Instructions for the task | Without including any images, repeat the data exactly.

Data for this task |
_ _ _ _ _

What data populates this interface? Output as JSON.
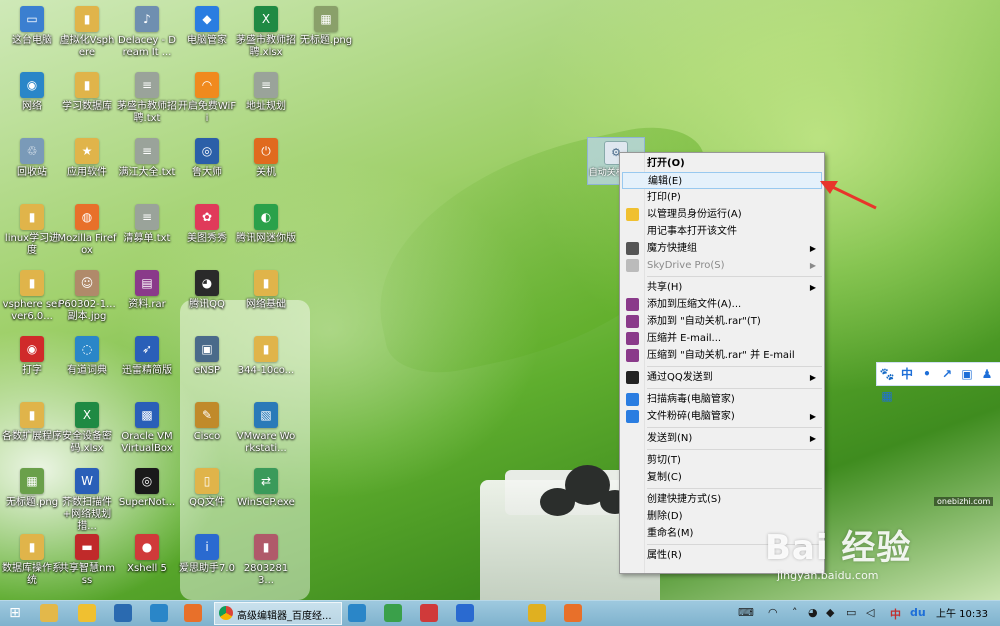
{
  "desktop_icons": [
    {
      "label": "这台电脑",
      "color": "#3b7fd0",
      "glyph": "▭"
    },
    {
      "label": "虚拟化Vsphere",
      "color": "#e0b44a",
      "glyph": "▮"
    },
    {
      "label": "Delacey - Dream It ...",
      "color": "#6f8fb0",
      "glyph": "♪"
    },
    {
      "label": "电脑管家",
      "color": "#2a7de1",
      "glyph": "◆"
    },
    {
      "label": "茅盛市教师招聘.xlsx",
      "color": "#1f8a43",
      "glyph": "X"
    },
    {
      "label": "无标题.png",
      "color": "#8aa06a",
      "glyph": "▦"
    },
    {
      "label": "网络",
      "color": "#2a86c8",
      "glyph": "◉"
    },
    {
      "label": "学习数据库",
      "color": "#e0b44a",
      "glyph": "▮"
    },
    {
      "label": "茅盛市教师招聘.txt",
      "color": "#9aa39a",
      "glyph": "≡"
    },
    {
      "label": "开启免费WiFi",
      "color": "#f08a1e",
      "glyph": "◠"
    },
    {
      "label": "地址规划",
      "color": "#9aa39a",
      "glyph": "≡"
    },
    {
      "label": "回收站",
      "color": "#7a9ab8",
      "glyph": "♲"
    },
    {
      "label": "应用软件",
      "color": "#e0b44a",
      "glyph": "★"
    },
    {
      "label": "满江大全.txt",
      "color": "#9aa39a",
      "glyph": "≡"
    },
    {
      "label": "鲁大师",
      "color": "#2b5fa8",
      "glyph": "◎"
    },
    {
      "label": "关机",
      "color": "#e06a1e",
      "glyph": "⏻"
    },
    {
      "label": "linux学习进度",
      "color": "#e0b44a",
      "glyph": "▮"
    },
    {
      "label": "Mozilla Firefox",
      "color": "#e8702a",
      "glyph": "◍"
    },
    {
      "label": "清募单.txt",
      "color": "#9aa39a",
      "glyph": "≡"
    },
    {
      "label": "美图秀秀",
      "color": "#e03a5a",
      "glyph": "✿"
    },
    {
      "label": "腾讯网迷你版",
      "color": "#2aa14a",
      "glyph": "◐"
    },
    {
      "label": "vsphere server6.0...",
      "color": "#e0b44a",
      "glyph": "▮"
    },
    {
      "label": "P60302-1...副本.jpg",
      "color": "#b08a6a",
      "glyph": "☺"
    },
    {
      "label": "资料.rar",
      "color": "#8a3a8a",
      "glyph": "▤"
    },
    {
      "label": "腾讯QQ",
      "color": "#2a2a2a",
      "glyph": "◕"
    },
    {
      "label": "网络基础",
      "color": "#e0b44a",
      "glyph": "▮"
    },
    {
      "label": "打字",
      "color": "#d02a2a",
      "glyph": "◉"
    },
    {
      "label": "有道词典",
      "color": "#2a86c8",
      "glyph": "◌"
    },
    {
      "label": "迅雷精简版",
      "color": "#2a5fb8",
      "glyph": "➶"
    },
    {
      "label": "eNSP",
      "color": "#4a6a8a",
      "glyph": "▣"
    },
    {
      "label": "344-10co...",
      "color": "#e0b44a",
      "glyph": "▮"
    },
    {
      "label": "各数扩展程序",
      "color": "#e0b44a",
      "glyph": "▮"
    },
    {
      "label": "安全设备密码.xlsx",
      "color": "#1f8a43",
      "glyph": "X"
    },
    {
      "label": "Oracle VM VirtualBox",
      "color": "#2a5fb8",
      "glyph": "▩"
    },
    {
      "label": "Cisco",
      "color": "#c08a2a",
      "glyph": "✎"
    },
    {
      "label": "VMware Workstati...",
      "color": "#2a7ab8",
      "glyph": "▧"
    },
    {
      "label": "无标题.png",
      "color": "#6aa04a",
      "glyph": "▦"
    },
    {
      "label": "芥数扫描件+网络规划措...",
      "color": "#2a5fb8",
      "glyph": "W"
    },
    {
      "label": "SuperNot...",
      "color": "#1a1a1a",
      "glyph": "◎"
    },
    {
      "label": "QQ文件",
      "color": "#e0b44a",
      "glyph": "▯"
    },
    {
      "label": "WinSCP.exe",
      "color": "#3a9a5a",
      "glyph": "⇄"
    },
    {
      "label": "数据库操作系统",
      "color": "#e0b44a",
      "glyph": "▮"
    },
    {
      "label": "共享智慧nmss",
      "color": "#c02a2a",
      "glyph": "▬"
    },
    {
      "label": "Xshell 5",
      "color": "#d03a3a",
      "glyph": "●"
    },
    {
      "label": "爱思助手7.0",
      "color": "#2a6ad0",
      "glyph": "i"
    },
    {
      "label": "28032813...",
      "color": "#b05a6a",
      "glyph": "▮"
    }
  ],
  "selected_icon": {
    "label": "自动关机.vbs"
  },
  "context_menu": {
    "items": [
      {
        "label": "打开(O)",
        "bold": true
      },
      {
        "label": "编辑(E)",
        "selected": true
      },
      {
        "label": "打印(P)"
      },
      {
        "label": "以管理员身份运行(A)",
        "icon": "shield-icon"
      },
      {
        "label": "用记事本打开该文件"
      },
      {
        "label": "魔方快捷组",
        "icon": "grid-icon",
        "submenu": true
      },
      {
        "label": "SkyDrive Pro(S)",
        "icon": "cloud-icon",
        "submenu": true,
        "disabled": true
      },
      {
        "separator": true
      },
      {
        "label": "共享(H)",
        "submenu": true
      },
      {
        "label": "添加到压缩文件(A)...",
        "icon": "winrar-icon"
      },
      {
        "label": "添加到 \"自动关机.rar\"(T)",
        "icon": "winrar-icon"
      },
      {
        "label": "压缩并 E-mail...",
        "icon": "winrar-icon"
      },
      {
        "label": "压缩到 \"自动关机.rar\" 并 E-mail",
        "icon": "winrar-icon"
      },
      {
        "separator": true
      },
      {
        "label": "通过QQ发送到",
        "icon": "qq-icon",
        "submenu": true
      },
      {
        "separator": true
      },
      {
        "label": "扫描病毒(电脑管家)",
        "icon": "shield-blue-icon"
      },
      {
        "label": "文件粉碎(电脑管家)",
        "icon": "shield-blue-icon",
        "submenu": true
      },
      {
        "separator": true
      },
      {
        "label": "发送到(N)",
        "submenu": true
      },
      {
        "separator": true
      },
      {
        "label": "剪切(T)"
      },
      {
        "label": "复制(C)"
      },
      {
        "separator": true
      },
      {
        "label": "创建快捷方式(S)"
      },
      {
        "label": "删除(D)"
      },
      {
        "label": "重命名(M)"
      },
      {
        "separator": true
      },
      {
        "label": "属性(R)"
      }
    ]
  },
  "qq_toolbar": {
    "items": [
      "🐾",
      "中",
      "•",
      "↗",
      "▣",
      "♟",
      "▦"
    ]
  },
  "watermark": {
    "main": "Bai 经验",
    "sub": "jingyan.baidu.com",
    "corner": "onebizhi.com"
  },
  "taskbar": {
    "active_window_title": "高级编辑器_百度经...",
    "tray_text": "du",
    "lang": "中",
    "clock": "上午 10:33"
  },
  "colors": {
    "menu_selected_bg": "#e5f1fb",
    "menu_selected_border": "#99c9ef",
    "arrow": "#e8352b"
  }
}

_ _ _ _ _

Completed task |
What data populates this interface? Output as JSON.
{
  "desktop_icons": [
    {
      "label": "这台电脑",
      "color": "#3b7fd0",
      "glyph": "▭"
    },
    {
      "label": "虚拟化Vsphere",
      "color": "#e0b44a",
      "glyph": "▮"
    },
    {
      "label": "Delacey - Dream It ...",
      "color": "#6f8fb0",
      "glyph": "♪"
    },
    {
      "label": "电脑管家",
      "color": "#2a7de1",
      "glyph": "◆"
    },
    {
      "label": "茅盛市教师招聘.xlsx",
      "color": "#1f8a43",
      "glyph": "X"
    },
    {
      "label": "无标题.png",
      "color": "#8aa06a",
      "glyph": "▦"
    },
    {
      "label": "网络",
      "color": "#2a86c8",
      "glyph": "◉"
    },
    {
      "label": "学习数据库",
      "color": "#e0b44a",
      "glyph": "▮"
    },
    {
      "label": "茅盛市教师招聘.txt",
      "color": "#9aa39a",
      "glyph": "≡"
    },
    {
      "label": "开启免费WiFi",
      "color": "#f08a1e",
      "glyph": "◠"
    },
    {
      "label": "地址规划",
      "color": "#9aa39a",
      "glyph": "≡"
    },
    {
      "label": "回收站",
      "color": "#7a9ab8",
      "glyph": "♲"
    },
    {
      "label": "应用软件",
      "color": "#e0b44a",
      "glyph": "★"
    },
    {
      "label": "满江大全.txt",
      "color": "#9aa39a",
      "glyph": "≡"
    },
    {
      "label": "鲁大师",
      "color": "#2b5fa8",
      "glyph": "◎"
    },
    {
      "label": "关机",
      "color": "#e06a1e",
      "glyph": "⏻"
    },
    {
      "label": "linux学习进度",
      "color": "#e0b44a",
      "glyph": "▮"
    },
    {
      "label": "Mozilla Firefox",
      "color": "#e8702a",
      "glyph": "◍"
    },
    {
      "label": "清募单.txt",
      "color": "#9aa39a",
      "glyph": "≡"
    },
    {
      "label": "美图秀秀",
      "color": "#e03a5a",
      "glyph": "✿"
    },
    {
      "label": "腾讯网迷你版",
      "color": "#2aa14a",
      "glyph": "◐"
    },
    {
      "label": "vsphere server6.0...",
      "color": "#e0b44a",
      "glyph": "▮"
    },
    {
      "label": "P60302-1...副本.jpg",
      "color": "#b08a6a",
      "glyph": "☺"
    },
    {
      "label": "资料.rar",
      "color": "#8a3a8a",
      "glyph": "▤"
    },
    {
      "label": "腾讯QQ",
      "color": "#2a2a2a",
      "glyph": "◕"
    },
    {
      "label": "网络基础",
      "color": "#e0b44a",
      "glyph": "▮"
    },
    {
      "label": "打字",
      "color": "#d02a2a",
      "glyph": "◉"
    },
    {
      "label": "有道词典",
      "color": "#2a86c8",
      "glyph": "◌"
    },
    {
      "label": "迅雷精简版",
      "color": "#2a5fb8",
      "glyph": "➶"
    },
    {
      "label": "eNSP",
      "color": "#4a6a8a",
      "glyph": "▣"
    },
    {
      "label": "344-10co...",
      "color": "#e0b44a",
      "glyph": "▮"
    },
    {
      "label": "各数扩展程序",
      "color": "#e0b44a",
      "glyph": "▮"
    },
    {
      "label": "安全设备密码.xlsx",
      "color": "#1f8a43",
      "glyph": "X"
    },
    {
      "label": "Oracle VM VirtualBox",
      "color": "#2a5fb8",
      "glyph": "▩"
    },
    {
      "label": "Cisco",
      "color": "#c08a2a",
      "glyph": "✎"
    },
    {
      "label": "VMware Workstati...",
      "color": "#2a7ab8",
      "glyph": "▧"
    },
    {
      "label": "无标题.png",
      "color": "#6aa04a",
      "glyph": "▦"
    },
    {
      "label": "芥数扫描件+网络规划措...",
      "color": "#2a5fb8",
      "glyph": "W"
    },
    {
      "label": "SuperNot...",
      "color": "#1a1a1a",
      "glyph": "◎"
    },
    {
      "label": "QQ文件",
      "color": "#e0b44a",
      "glyph": "▯"
    },
    {
      "label": "WinSCP.exe",
      "color": "#3a9a5a",
      "glyph": "⇄"
    },
    {
      "label": "数据库操作系统",
      "color": "#e0b44a",
      "glyph": "▮"
    },
    {
      "label": "共享智慧nmss",
      "color": "#c02a2a",
      "glyph": "▬"
    },
    {
      "label": "Xshell 5",
      "color": "#d03a3a",
      "glyph": "●"
    },
    {
      "label": "爱思助手7.0",
      "color": "#2a6ad0",
      "glyph": "i"
    },
    {
      "label": "28032813...",
      "color": "#b05a6a",
      "glyph": "▮"
    }
  ],
  "selected_icon": {
    "label": "自动关机.vbs"
  },
  "context_menu": {
    "items": [
      {
        "label": "打开(O)",
        "bold": true
      },
      {
        "label": "编辑(E)",
        "selected": true
      },
      {
        "label": "打印(P)"
      },
      {
        "label": "以管理员身份运行(A)",
        "icon": "shield-icon"
      },
      {
        "label": "用记事本打开该文件"
      },
      {
        "label": "魔方快捷组",
        "icon": "grid-icon",
        "submenu": true
      },
      {
        "label": "SkyDrive Pro(S)",
        "icon": "cloud-icon",
        "submenu": true,
        "disabled": true
      },
      {
        "separator": true
      },
      {
        "label": "共享(H)",
        "submenu": true
      },
      {
        "label": "添加到压缩文件(A)...",
        "icon": "winrar-icon"
      },
      {
        "label": "添加到 \"自动关机.rar\"(T)",
        "icon": "winrar-icon"
      },
      {
        "label": "压缩并 E-mail...",
        "icon": "winrar-icon"
      },
      {
        "label": "压缩到 \"自动关机.rar\" 并 E-mail",
        "icon": "winrar-icon"
      },
      {
        "separator": true
      },
      {
        "label": "通过QQ发送到",
        "icon": "qq-icon",
        "submenu": true
      },
      {
        "separator": true
      },
      {
        "label": "扫描病毒(电脑管家)",
        "icon": "shield-blue-icon"
      },
      {
        "label": "文件粉碎(电脑管家)",
        "icon": "shield-blue-icon",
        "submenu": true
      },
      {
        "separator": true
      },
      {
        "label": "发送到(N)",
        "submenu": true
      },
      {
        "separator": true
      },
      {
        "label": "剪切(T)"
      },
      {
        "label": "复制(C)"
      },
      {
        "separator": true
      },
      {
        "label": "创建快捷方式(S)"
      },
      {
        "label": "删除(D)"
      },
      {
        "label": "重命名(M)"
      },
      {
        "separator": true
      },
      {
        "label": "属性(R)"
      }
    ]
  },
  "qq_toolbar": {
    "items": [
      "🐾",
      "中",
      "•",
      "↗",
      "▣",
      "♟",
      "▦"
    ]
  },
  "watermark": {
    "main": "Bai 经验",
    "sub": "jingyan.baidu.com",
    "corner": "onebizhi.com"
  },
  "taskbar": {
    "active_window_title": "高级编辑器_百度经...",
    "tray_text": "du",
    "lang": "中",
    "clock": "上午 10:33"
  },
  "colors": {
    "menu_selected_bg": "#e5f1fb",
    "menu_selected_border": "#99c9ef",
    "arrow": "#e8352b"
  }
}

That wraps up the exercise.